→ Requirement
Return each line of the records with nothing changed, pictures excepted.

****************

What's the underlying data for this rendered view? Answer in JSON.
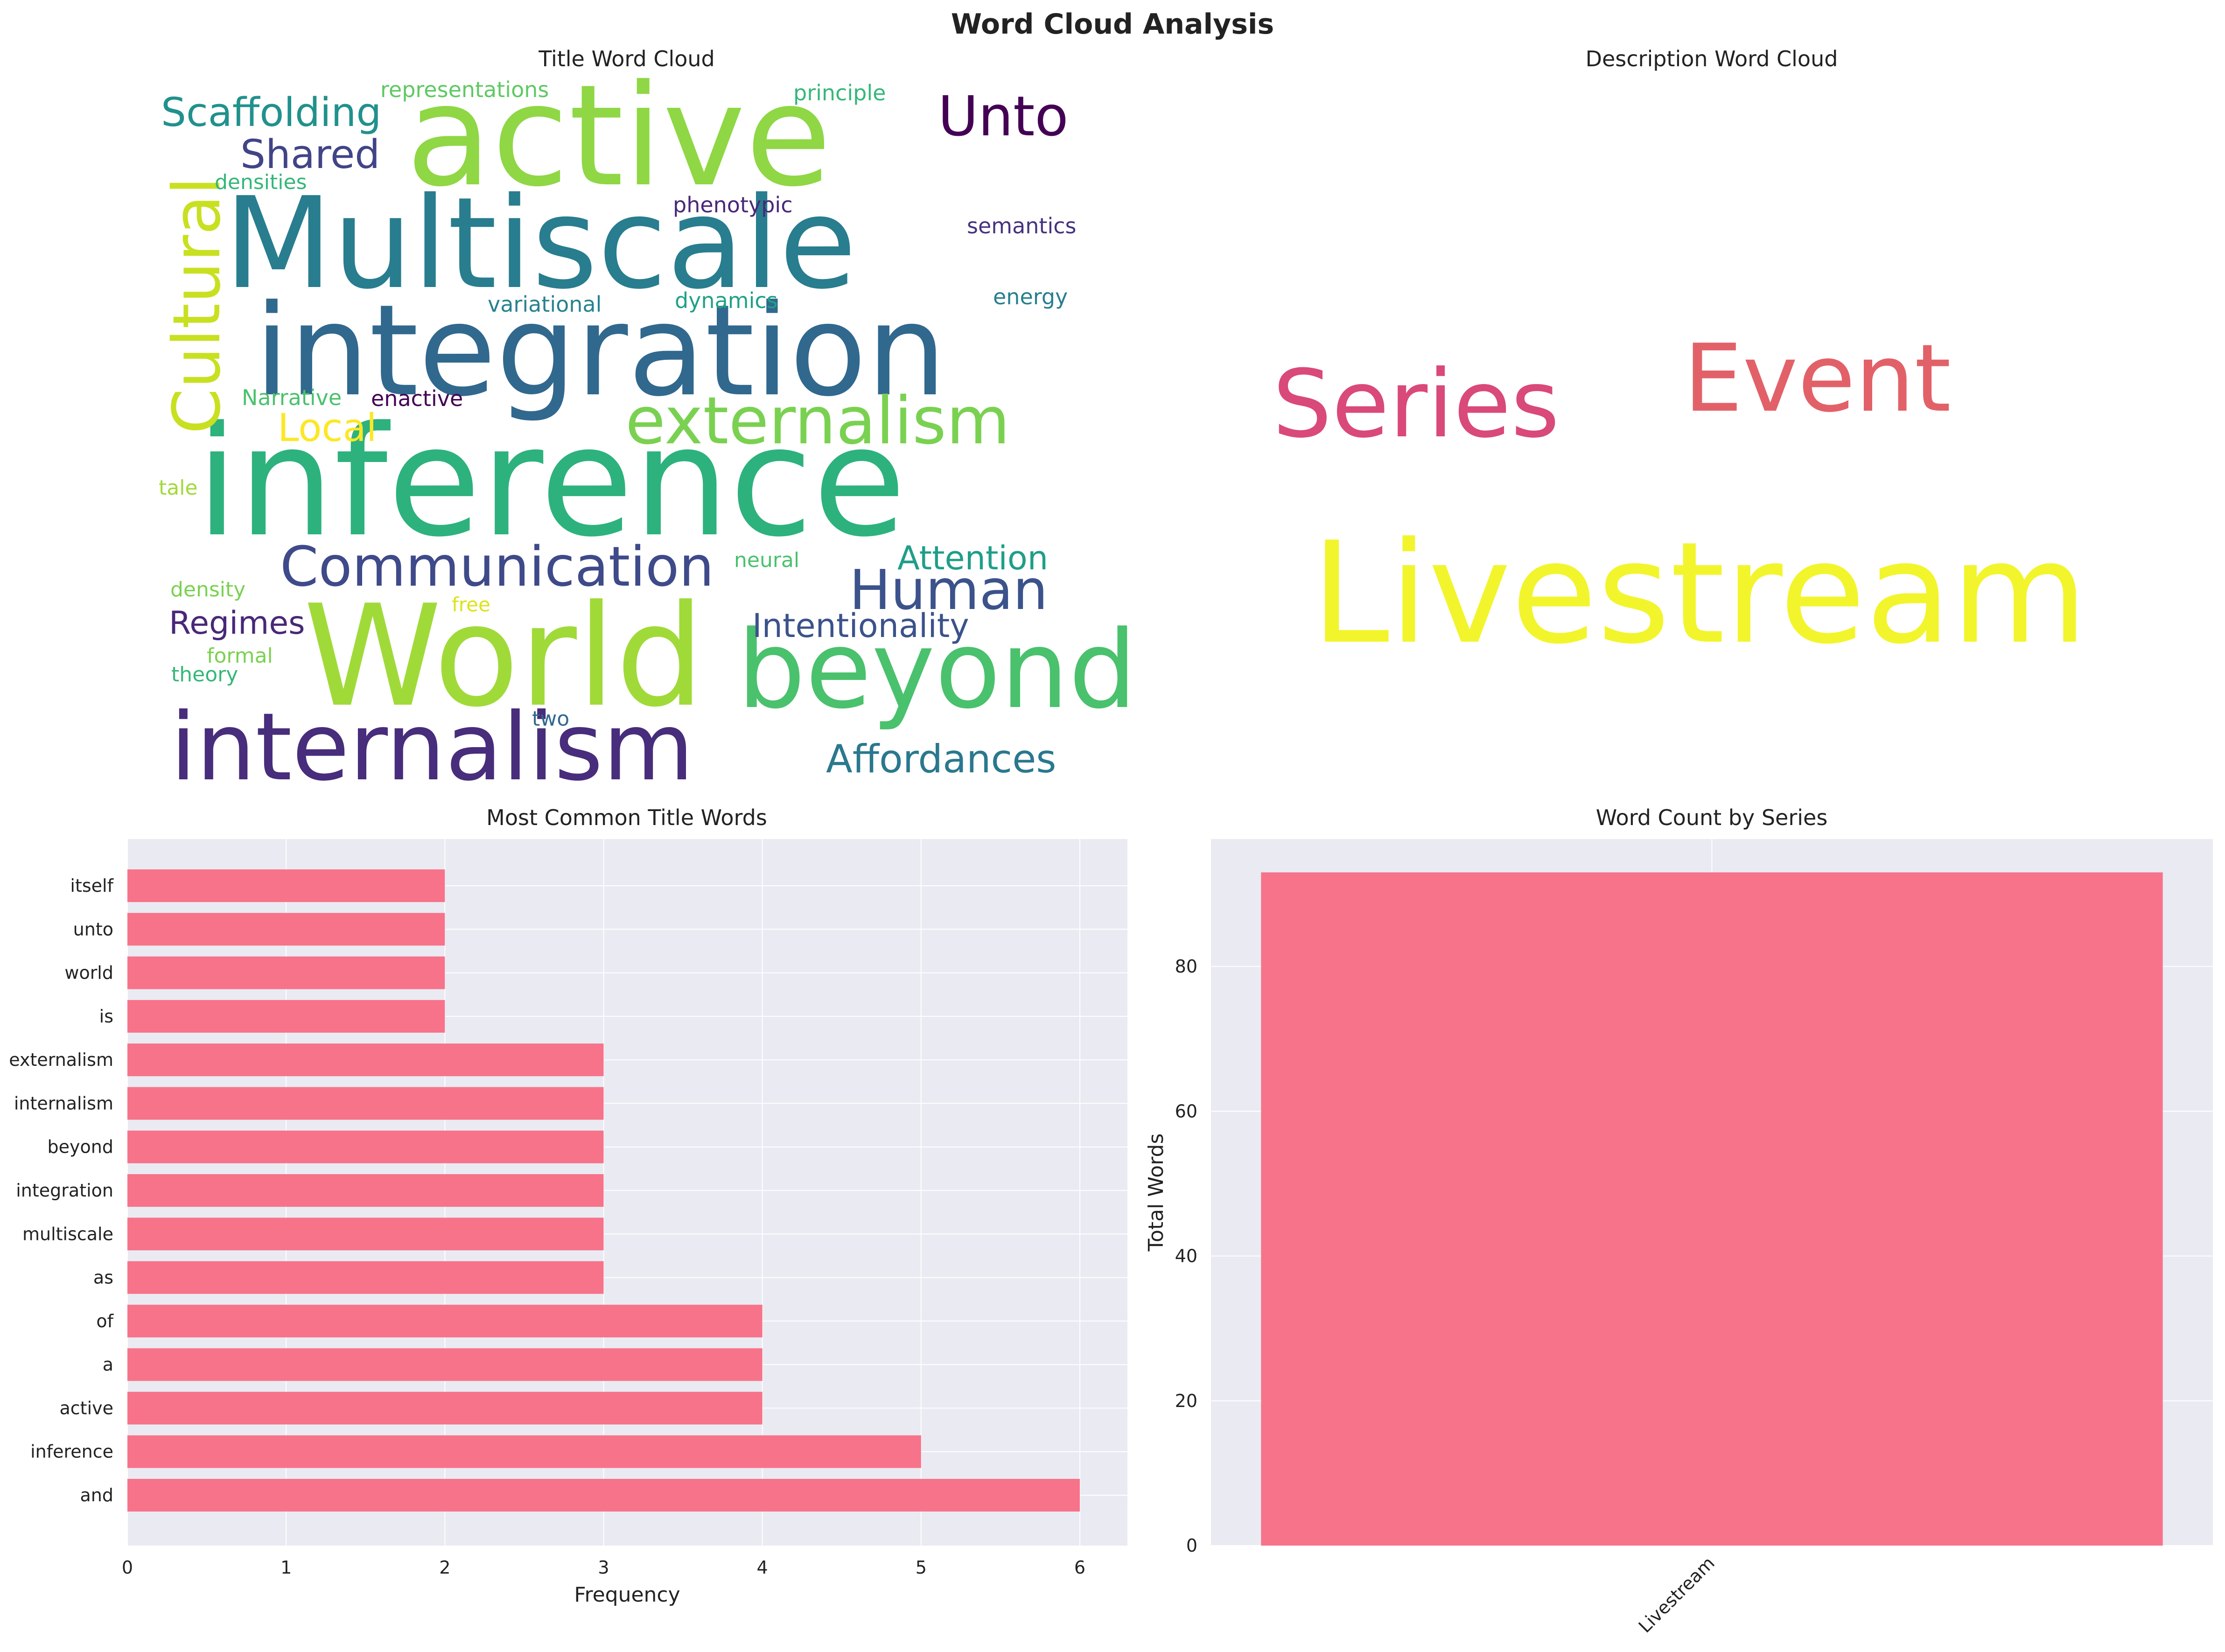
{
  "figure": {
    "title": "Word Cloud Analysis"
  },
  "chart_data": [
    {
      "type": "wordcloud",
      "title": "Title Word Cloud",
      "words": [
        {
          "text": "inference",
          "size": 1.0,
          "color": "#2db27d",
          "rotate": 0
        },
        {
          "text": "active",
          "size": 0.95,
          "color": "#8fd744",
          "rotate": 0
        },
        {
          "text": "World",
          "size": 0.95,
          "color": "#a0da39",
          "rotate": 0
        },
        {
          "text": "Multiscale",
          "size": 0.9,
          "color": "#287d8e",
          "rotate": 0
        },
        {
          "text": "integration",
          "size": 0.9,
          "color": "#31688e",
          "rotate": 0
        },
        {
          "text": "internalism",
          "size": 0.72,
          "color": "#472d7b",
          "rotate": 0
        },
        {
          "text": "beyond",
          "size": 0.7,
          "color": "#4ac16d",
          "rotate": 0
        },
        {
          "text": "externalism",
          "size": 0.48,
          "color": "#7ad151",
          "rotate": 0
        },
        {
          "text": "Cultural",
          "size": 0.42,
          "color": "#c8e020",
          "rotate": 90
        },
        {
          "text": "Human",
          "size": 0.42,
          "color": "#3b528b",
          "rotate": 0
        },
        {
          "text": "Unto",
          "size": 0.42,
          "color": "#440154",
          "rotate": 0
        },
        {
          "text": "Communication",
          "size": 0.42,
          "color": "#3e4a89",
          "rotate": 0
        },
        {
          "text": "Scaffolding",
          "size": 0.3,
          "color": "#21918c",
          "rotate": 0
        },
        {
          "text": "Shared",
          "size": 0.3,
          "color": "#414487",
          "rotate": 0
        },
        {
          "text": "Affordances",
          "size": 0.3,
          "color": "#2a788e",
          "rotate": 0
        },
        {
          "text": "Local",
          "size": 0.3,
          "color": "#fde725",
          "rotate": 0
        },
        {
          "text": "Attention",
          "size": 0.26,
          "color": "#1f9e89",
          "rotate": 0
        },
        {
          "text": "Intentionality",
          "size": 0.26,
          "color": "#3b528b",
          "rotate": 0
        },
        {
          "text": "Regimes",
          "size": 0.26,
          "color": "#482878",
          "rotate": 0
        },
        {
          "text": "representations",
          "size": 0.16,
          "color": "#5ec962",
          "rotate": 0
        },
        {
          "text": "principle",
          "size": 0.16,
          "color": "#35b779",
          "rotate": 0
        },
        {
          "text": "densities",
          "size": 0.14,
          "color": "#35b779",
          "rotate": 0
        },
        {
          "text": "phenotypic",
          "size": 0.16,
          "color": "#482878",
          "rotate": 0
        },
        {
          "text": "semantics",
          "size": 0.16,
          "color": "#46327e",
          "rotate": 0
        },
        {
          "text": "variational",
          "size": 0.16,
          "color": "#26828e",
          "rotate": 0
        },
        {
          "text": "dynamics",
          "size": 0.16,
          "color": "#1fa187",
          "rotate": 0
        },
        {
          "text": "energy",
          "size": 0.16,
          "color": "#277f8e",
          "rotate": 0
        },
        {
          "text": "Narrative",
          "size": 0.16,
          "color": "#4ac16d",
          "rotate": 0
        },
        {
          "text": "enactive",
          "size": 0.16,
          "color": "#440154",
          "rotate": 0
        },
        {
          "text": "tale",
          "size": 0.14,
          "color": "#a0da39",
          "rotate": 0
        },
        {
          "text": "neural",
          "size": 0.14,
          "color": "#4ac16d",
          "rotate": 0
        },
        {
          "text": "density",
          "size": 0.14,
          "color": "#7ad151",
          "rotate": 0
        },
        {
          "text": "free",
          "size": 0.14,
          "color": "#dde318",
          "rotate": 0
        },
        {
          "text": "formal",
          "size": 0.14,
          "color": "#7ad151",
          "rotate": 0
        },
        {
          "text": "theory",
          "size": 0.14,
          "color": "#35b779",
          "rotate": 0
        },
        {
          "text": "two",
          "size": 0.14,
          "color": "#31688e",
          "rotate": 0
        }
      ]
    },
    {
      "type": "wordcloud",
      "title": "Description Word Cloud",
      "words": [
        {
          "text": "Livestream",
          "size": 1.0,
          "color": "#f2f52b",
          "rotate": 0
        },
        {
          "text": "Series",
          "size": 0.62,
          "color": "#d9497a",
          "rotate": 0
        },
        {
          "text": "Event",
          "size": 0.62,
          "color": "#e26169",
          "rotate": 0
        }
      ]
    },
    {
      "type": "bar",
      "orientation": "horizontal",
      "title": "Most Common Title Words",
      "xlabel": "Frequency",
      "ylabel": "",
      "xlim": [
        0,
        6.3
      ],
      "xticks": [
        0,
        1,
        2,
        3,
        4,
        5,
        6
      ],
      "grid": true,
      "bar_color": "#f7738a",
      "categories": [
        "and",
        "inference",
        "active",
        "a",
        "of",
        "as",
        "multiscale",
        "integration",
        "beyond",
        "internalism",
        "externalism",
        "is",
        "world",
        "unto",
        "itself"
      ],
      "values": [
        6,
        5,
        4,
        4,
        4,
        3,
        3,
        3,
        3,
        3,
        3,
        2,
        2,
        2,
        2
      ]
    },
    {
      "type": "bar",
      "orientation": "vertical",
      "title": "Word Count by Series",
      "xlabel": "",
      "ylabel": "Total Words",
      "ylim": [
        0,
        97.6
      ],
      "yticks": [
        0,
        20,
        40,
        60,
        80
      ],
      "grid": true,
      "bar_color": "#f7738a",
      "categories": [
        "Livestream"
      ],
      "values": [
        93
      ]
    }
  ]
}
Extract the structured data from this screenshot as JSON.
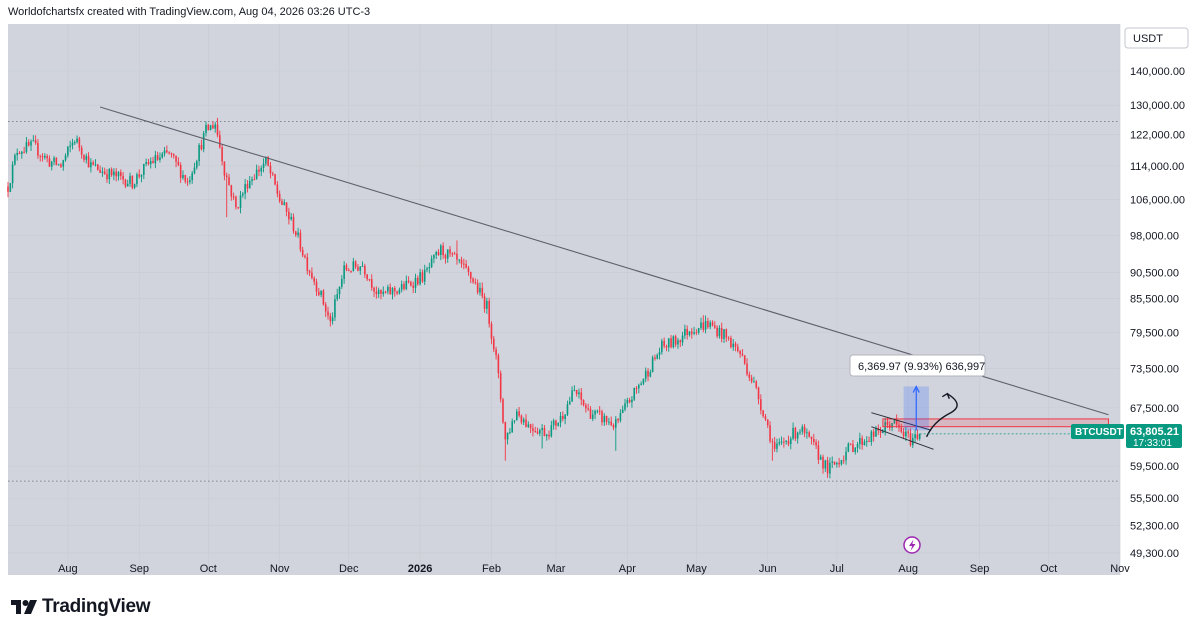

****************

→ Complete output
What's the underlying data for this rendered view? Answer in JSON.
{
  "figure": {
    "title": "Word Cloud Analysis"
  },
  "chart_data": [
    {
      "type": "wordcloud",
      "title": "Title Word Cloud",
      "words": [
        {
          "text": "inference",
          "size": 1.0,
          "color": "#2db27d",
          "rotate": 0
        },
        {
          "text": "active",
          "size": 0.95,
          "color": "#8fd744",
          "rotate": 0
        },
        {
          "text": "World",
          "size": 0.95,
          "color": "#a0da39",
          "rotate": 0
        },
        {
          "text": "Multiscale",
          "size": 0.9,
          "color": "#287d8e",
          "rotate": 0
        },
        {
          "text": "integration",
          "size": 0.9,
          "color": "#31688e",
          "rotate": 0
        },
        {
          "text": "internalism",
          "size": 0.72,
          "color": "#472d7b",
          "rotate": 0
        },
        {
          "text": "beyond",
          "size": 0.7,
          "color": "#4ac16d",
          "rotate": 0
        },
        {
          "text": "externalism",
          "size": 0.48,
          "color": "#7ad151",
          "rotate": 0
        },
        {
          "text": "Cultural",
          "size": 0.42,
          "color": "#c8e020",
          "rotate": 90
        },
        {
          "text": "Human",
          "size": 0.42,
          "color": "#3b528b",
          "rotate": 0
        },
        {
          "text": "Unto",
          "size": 0.42,
          "color": "#440154",
          "rotate": 0
        },
        {
          "text": "Communication",
          "size": 0.42,
          "color": "#3e4a89",
          "rotate": 0
        },
        {
          "text": "Scaffolding",
          "size": 0.3,
          "color": "#21918c",
          "rotate": 0
        },
        {
          "text": "Shared",
          "size": 0.3,
          "color": "#414487",
          "rotate": 0
        },
        {
          "text": "Affordances",
          "size": 0.3,
          "color": "#2a788e",
          "rotate": 0
        },
        {
          "text": "Local",
          "size": 0.3,
          "color": "#fde725",
          "rotate": 0
        },
        {
          "text": "Attention",
          "size": 0.26,
          "color": "#1f9e89",
          "rotate": 0
        },
        {
          "text": "Intentionality",
          "size": 0.26,
          "color": "#3b528b",
          "rotate": 0
        },
        {
          "text": "Regimes",
          "size": 0.26,
          "color": "#482878",
          "rotate": 0
        },
        {
          "text": "representations",
          "size": 0.16,
          "color": "#5ec962",
          "rotate": 0
        },
        {
          "text": "principle",
          "size": 0.16,
          "color": "#35b779",
          "rotate": 0
        },
        {
          "text": "densities",
          "size": 0.14,
          "color": "#35b779",
          "rotate": 0
        },
        {
          "text": "phenotypic",
          "size": 0.16,
          "color": "#482878",
          "rotate": 0
        },
        {
          "text": "semantics",
          "size": 0.16,
          "color": "#46327e",
          "rotate": 0
        },
        {
          "text": "variational",
          "size": 0.16,
          "color": "#26828e",
          "rotate": 0
        },
        {
          "text": "dynamics",
          "size": 0.16,
          "color": "#1fa187",
          "rotate": 0
        },
        {
          "text": "energy",
          "size": 0.16,
          "color": "#277f8e",
          "rotate": 0
        },
        {
          "text": "Narrative",
          "size": 0.16,
          "color": "#4ac16d",
          "rotate": 0
        },
        {
          "text": "enactive",
          "size": 0.16,
          "color": "#440154",
          "rotate": 0
        },
        {
          "text": "tale",
          "size": 0.14,
          "color": "#a0da39",
          "rotate": 0
        },
        {
          "text": "neural",
          "size": 0.14,
          "color": "#4ac16d",
          "rotate": 0
        },
        {
          "text": "density",
          "size": 0.14,
          "color": "#7ad151",
          "rotate": 0
        },
        {
          "text": "free",
          "size": 0.14,
          "color": "#dde318",
          "rotate": 0
        },
        {
          "text": "formal",
          "size": 0.14,
          "color": "#7ad151",
          "rotate": 0
        },
        {
          "text": "theory",
          "size": 0.14,
          "color": "#35b779",
          "rotate": 0
        },
        {
          "text": "two",
          "size": 0.14,
          "color": "#31688e",
          "rotate": 0
        }
      ]
    },
    {
      "type": "wordcloud",
      "title": "Description Word Cloud",
      "words": [
        {
          "text": "Livestream",
          "size": 1.0,
          "color": "#f2f52b",
          "rotate": 0
        },
        {
          "text": "Series",
          "size": 0.62,
          "color": "#d9497a",
          "rotate": 0
        },
        {
          "text": "Event",
          "size": 0.62,
          "color": "#e26169",
          "rotate": 0
        }
      ]
    },
    {
      "type": "bar",
      "orientation": "horizontal",
      "title": "Most Common Title Words",
      "xlabel": "Frequency",
      "ylabel": "",
      "xlim": [
        0,
        6.3
      ],
      "xticks": [
        0,
        1,
        2,
        3,
        4,
        5,
        6
      ],
      "grid": true,
      "bar_color": "#f7738a",
      "categories": [
        "and",
        "inference",
        "active",
        "a",
        "of",
        "as",
        "multiscale",
        "integration",
        "beyond",
        "internalism",
        "externalism",
        "is",
        "world",
        "unto",
        "itself"
      ],
      "values": [
        6,
        5,
        4,
        4,
        4,
        3,
        3,
        3,
        3,
        3,
        3,
        2,
        2,
        2,
        2
      ]
    },
    {
      "type": "bar",
      "orientation": "vertical",
      "title": "Word Count by Series",
      "xlabel": "",
      "ylabel": "Total Words",
      "ylim": [
        0,
        97.6
      ],
      "yticks": [
        0,
        20,
        40,
        60,
        80
      ],
      "grid": true,
      "bar_color": "#f7738a",
      "categories": [
        "Livestream"
      ],
      "values": [
        93
      ]
    }
  ]
}
Extract the structured data from this screenshot as JSON.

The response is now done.